[begin Supplied records]

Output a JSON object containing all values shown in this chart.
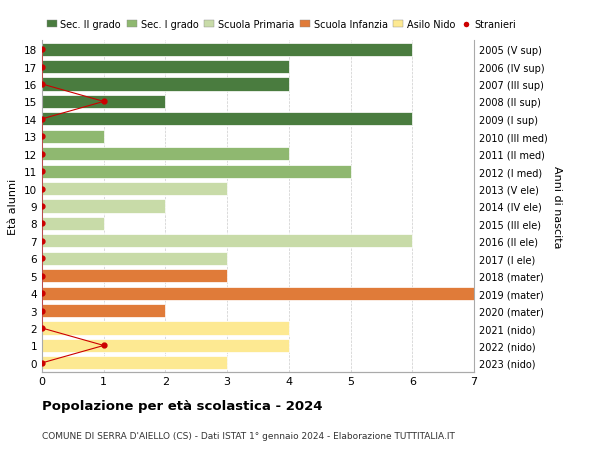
{
  "ages": [
    0,
    1,
    2,
    3,
    4,
    5,
    6,
    7,
    8,
    9,
    10,
    11,
    12,
    13,
    14,
    15,
    16,
    17,
    18
  ],
  "years_labels": [
    "2023 (nido)",
    "2022 (nido)",
    "2021 (nido)",
    "2020 (mater)",
    "2019 (mater)",
    "2018 (mater)",
    "2017 (I ele)",
    "2016 (II ele)",
    "2015 (III ele)",
    "2014 (IV ele)",
    "2013 (V ele)",
    "2012 (I med)",
    "2011 (II med)",
    "2010 (III med)",
    "2009 (I sup)",
    "2008 (II sup)",
    "2007 (III sup)",
    "2006 (IV sup)",
    "2005 (V sup)"
  ],
  "bar_values": [
    3,
    4,
    4,
    2,
    7,
    3,
    3,
    6,
    1,
    2,
    3,
    5,
    4,
    1,
    6,
    2,
    4,
    4,
    6
  ],
  "bar_colors": [
    "#fde992",
    "#fde992",
    "#fde992",
    "#e07b39",
    "#e07b39",
    "#e07b39",
    "#c8dba8",
    "#c8dba8",
    "#c8dba8",
    "#c8dba8",
    "#c8dba8",
    "#8fb870",
    "#8fb870",
    "#8fb870",
    "#4a7c3f",
    "#4a7c3f",
    "#4a7c3f",
    "#4a7c3f",
    "#4a7c3f"
  ],
  "stranieri_values": [
    0,
    1,
    0,
    0,
    0,
    0,
    0,
    0,
    0,
    0,
    0,
    0,
    0,
    0,
    0,
    1,
    0,
    0,
    0
  ],
  "legend_labels": [
    "Sec. II grado",
    "Sec. I grado",
    "Scuola Primaria",
    "Scuola Infanzia",
    "Asilo Nido",
    "Stranieri"
  ],
  "legend_colors": [
    "#4a7c3f",
    "#8fb870",
    "#c8dba8",
    "#e07b39",
    "#fde992",
    "#cc0000"
  ],
  "title": "Popolazione per età scolastica - 2024",
  "subtitle": "COMUNE DI SERRA D'AIELLO (CS) - Dati ISTAT 1° gennaio 2024 - Elaborazione TUTTITALIA.IT",
  "ylabel": "Età alunni",
  "ylabel_right": "Anni di nascita",
  "xlim": [
    0,
    7
  ],
  "xticks": [
    0,
    1,
    2,
    3,
    4,
    5,
    6,
    7
  ],
  "bg_color": "#ffffff",
  "bar_edge_color": "#ffffff",
  "grid_color": "#cccccc"
}
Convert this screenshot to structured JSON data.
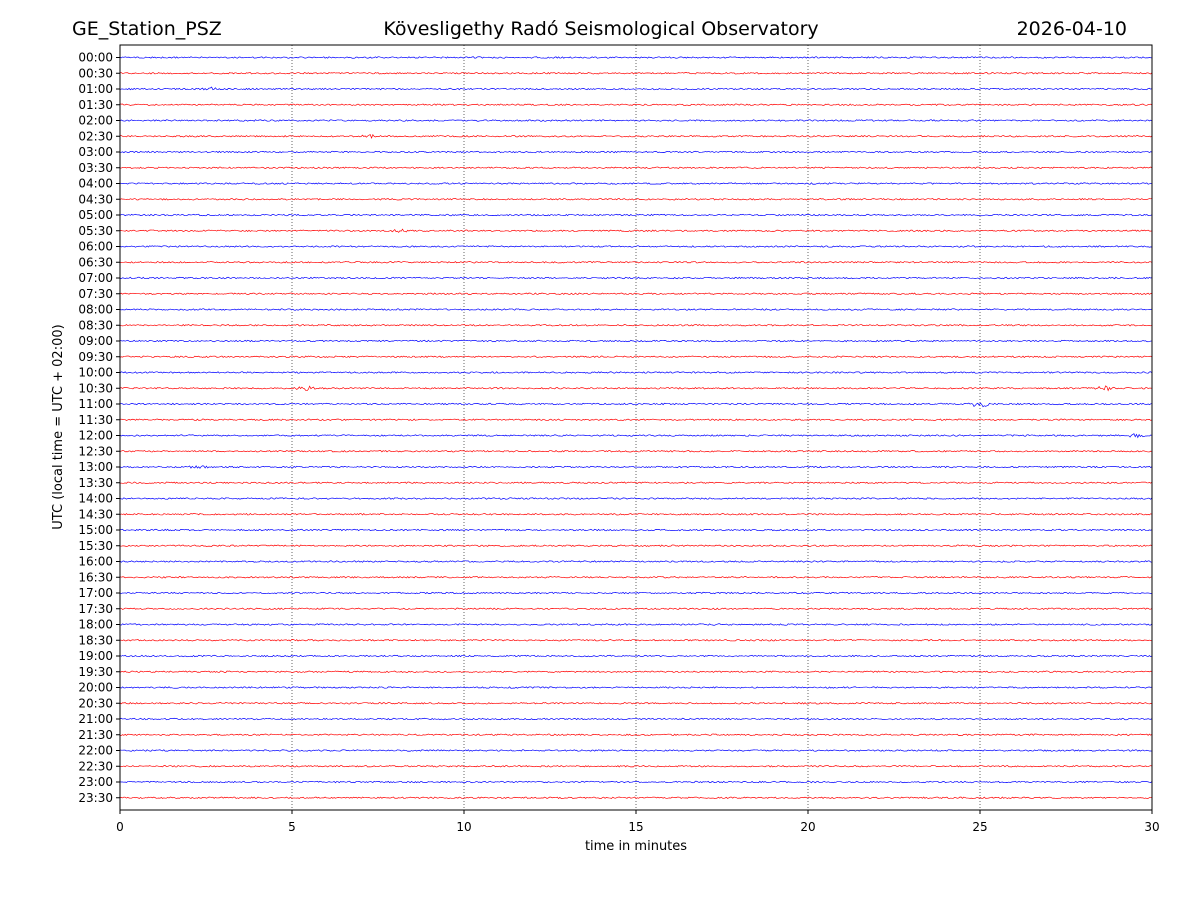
{
  "header": {
    "station": "GE_Station_PSZ",
    "observatory": "Kövesligethy Radó Seismological Observatory",
    "date": "2026-04-10"
  },
  "chart_data": {
    "type": "line",
    "title": "Kövesligethy Radó Seismological Observatory",
    "xlabel": "time in minutes",
    "ylabel": "UTC (local time = UTC + 02:00)",
    "xlim": [
      0,
      30
    ],
    "x_ticks": [
      0,
      5,
      10,
      15,
      20,
      25,
      30
    ],
    "x_tick_labels": [
      "0",
      "5",
      "10",
      "15",
      "20",
      "25",
      "30"
    ],
    "grid": "vertical dotted lines at 5, 10, 15, 20, 25 minutes",
    "legend": "none",
    "trace_colors": [
      "#0000ff",
      "#ff0000"
    ],
    "row_labels": [
      "00:00",
      "00:30",
      "01:00",
      "01:30",
      "02:00",
      "02:30",
      "03:00",
      "03:30",
      "04:00",
      "04:30",
      "05:00",
      "05:30",
      "06:00",
      "06:30",
      "07:00",
      "07:30",
      "08:00",
      "08:30",
      "09:00",
      "09:30",
      "10:00",
      "10:30",
      "11:00",
      "11:30",
      "12:00",
      "12:30",
      "13:00",
      "13:30",
      "14:00",
      "14:30",
      "15:00",
      "15:30",
      "16:00",
      "16:30",
      "17:00",
      "17:30",
      "18:00",
      "18:30",
      "19:00",
      "19:30",
      "20:00",
      "20:30",
      "21:00",
      "21:30",
      "22:00",
      "22:30",
      "23:00",
      "23:30"
    ],
    "events": [
      {
        "row": "01:00",
        "minute": 2.6,
        "amplitude": 1.5
      },
      {
        "row": "02:30",
        "minute": 7.3,
        "amplitude": 1.3
      },
      {
        "row": "05:30",
        "minute": 8.1,
        "amplitude": 1.4
      },
      {
        "row": "10:30",
        "minute": 5.4,
        "amplitude": 2.5
      },
      {
        "row": "10:30",
        "minute": 28.6,
        "amplitude": 2.5
      },
      {
        "row": "11:00",
        "minute": 25.0,
        "amplitude": 3.5
      },
      {
        "row": "12:00",
        "minute": 29.5,
        "amplitude": 1.8
      },
      {
        "row": "13:00",
        "minute": 2.3,
        "amplitude": 1.5
      }
    ]
  }
}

[end Supplied records]

Report each line in the data that holds the word "minutes".

■ Response ■
    "xlabel": "time in minutes",
    "grid": "vertical dotted lines at 5, 10, 15, 20, 25 minutes",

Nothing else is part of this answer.